▶
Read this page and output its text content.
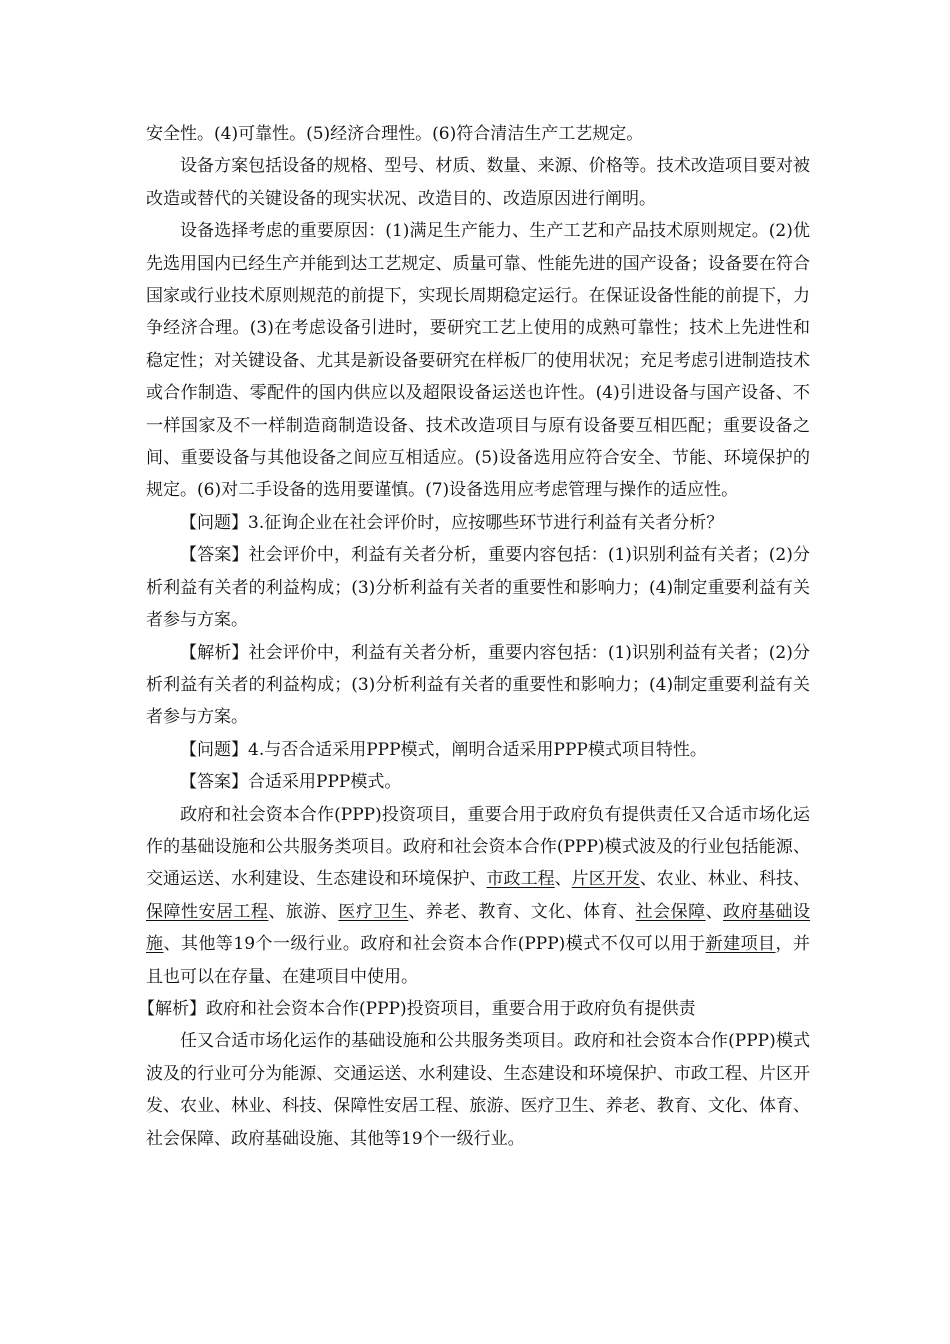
安全性。(4)可靠性。(5)经济合理性。(6)符合清洁生产工艺规定。

设备方案包括设备的规格、型号、材质、数量、来源、价格等。技术改造项目要对被改造或替代的关键设备的现实状况、改造目的、改造原因进行阐明。

设备选择考虑的重要原因：(1)满足生产能力、生产工艺和产品技术原则规定。(2)优先选用国内已经生产并能到达工艺规定、质量可靠、性能先进的国产设备；设备要在符合国家或行业技术原则规范的前提下，实现长周期稳定运行。在保证设备性能的前提下，力争经济合理。(3)在考虑设备引进时，要研究工艺上使用的成熟可靠性；技术上先进性和稳定性；对关键设备、尤其是新设备要研究在样板厂的使用状况；充足考虑引进制造技术或合作制造、零配件的国内供应以及超限设备运送也许性。(4)引进设备与国产设备、不一样国家及不一样制造商制造设备、技术改造项目与原有设备要互相匹配；重要设备之间、重要设备与其他设备之间应互相适应。(5)设备选用应符合安全、节能、环境保护的规定。(6)对二手设备的选用要谨慎。(7)设备选用应考虑管理与操作的适应性。

【问题】3.征询企业在社会评价时，应按哪些环节进行利益有关者分析？

【答案】社会评价中，利益有关者分析，重要内容包括：(1)识别利益有关者；(2)分析利益有关者的利益构成；(3)分析利益有关者的重要性和影响力；(4)制定重要利益有关者参与方案。

【解析】社会评价中，利益有关者分析，重要内容包括：(1)识别利益有关者；(2)分析利益有关者的利益构成；(3)分析利益有关者的重要性和影响力；(4)制定重要利益有关者参与方案。

【问题】4.与否合适采用PPP模式，阐明合适采用PPP模式项目特性。

【答案】合适采用PPP模式。

政府和社会资本合作(PPP)投资项目，重要合用于政府负有提供责任又合适市场化运作的基础设施和公共服务类项目。政府和社会资本合作(PPP)模式波及的行业包括能源、交通运送、水利建设、生态建设和环境保护、市政工程、片区开发、农业、林业、科技、保障性安居工程、旅游、医疗卫生、养老、教育、文化、体育、社会保障、政府基础设施、其他等19个一级行业。政府和社会资本合作(PPP)模式不仅可以用于新建项目，并且也可以在存量、在建项目中使用。

【解析】政府和社会资本合作(PPP)投资项目，重要合用于政府负有提供责

任又合适市场化运作的基础设施和公共服务类项目。政府和社会资本合作(PPP)模式波及的行业可分为能源、交通运送、水利建设、生态建设和环境保护、市政工程、片区开发、农业、林业、科技、保障性安居工程、旅游、医疗卫生、养老、教育、文化、体育、社会保障、政府基础设施、其他等19个一级行业。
◀
Please set down each line of the data above exactly as written, without the pictures.

Read this page and output its text content.
安全性。(4)可靠性。(5)经济合理性。(6)符合清洁生产工艺规定。

设备方案包括设备的规格、型号、材质、数量、来源、价格等。技术改造项目要对被改造或替代的关键设备的现实状况、改造目的、改造原因进行阐明。

设备选择考虑的重要原因：(1)满足生产能力、生产工艺和产品技术原则规定。(2)优先选用国内已经生产并能到达工艺规定、质量可靠、性能先进的国产设备；设备要在符合国家或行业技术原则规范的前提下，实现长周期稳定运行。在保证设备性能的前提下，力争经济合理。(3)在考虑设备引进时，要研究工艺上使用的成熟可靠性；技术上先进性和稳定性；对关键设备、尤其是新设备要研究在样板厂的使用状况；充足考虑引进制造技术或合作制造、零配件的国内供应以及超限设备运送也许性。(4)引进设备与国产设备、不一样国家及不一样制造商制造设备、技术改造项目与原有设备要互相匹配；重要设备之间、重要设备与其他设备之间应互相适应。(5)设备选用应符合安全、节能、环境保护的规定。(6)对二手设备的选用要谨慎。(7)设备选用应考虑管理与操作的适应性。

【问题】3.征询企业在社会评价时，应按哪些环节进行利益有关者分析？

【答案】社会评价中，利益有关者分析，重要内容包括：(1)识别利益有关者；(2)分析利益有关者的利益构成；(3)分析利益有关者的重要性和影响力；(4)制定重要利益有关者参与方案。

【解析】社会评价中，利益有关者分析，重要内容包括：(1)识别利益有关者；(2)分析利益有关者的利益构成；(3)分析利益有关者的重要性和影响力；(4)制定重要利益有关者参与方案。

【问题】4.与否合适采用PPP模式，阐明合适采用PPP模式项目特性。

【答案】合适采用PPP模式。

政府和社会资本合作(PPP)投资项目，重要合用于政府负有提供责任又合适市场化运作的基础设施和公共服务类项目。政府和社会资本合作(PPP)模式波及的行业包括能源、交通运送、水利建设、生态建设和环境保护、市政工程、片区开发、农业、林业、科技、保障性安居工程、旅游、医疗卫生、养老、教育、文化、体育、社会保障、政府基础设施、其他等19个一级行业。政府和社会资本合作(PPP)模式不仅可以用于新建项目，并且也可以在存量、在建项目中使用。

【解析】政府和社会资本合作(PPP)投资项目，重要合用于政府负有提供责

任又合适市场化运作的基础设施和公共服务类项目。政府和社会资本合作(PPP)模式波及的行业可分为能源、交通运送、水利建设、生态建设和环境保护、市政工程、片区开发、农业、林业、科技、保障性安居工程、旅游、医疗卫生、养老、教育、文化、体育、社会保障、政府基础设施、其他等19个一级行业。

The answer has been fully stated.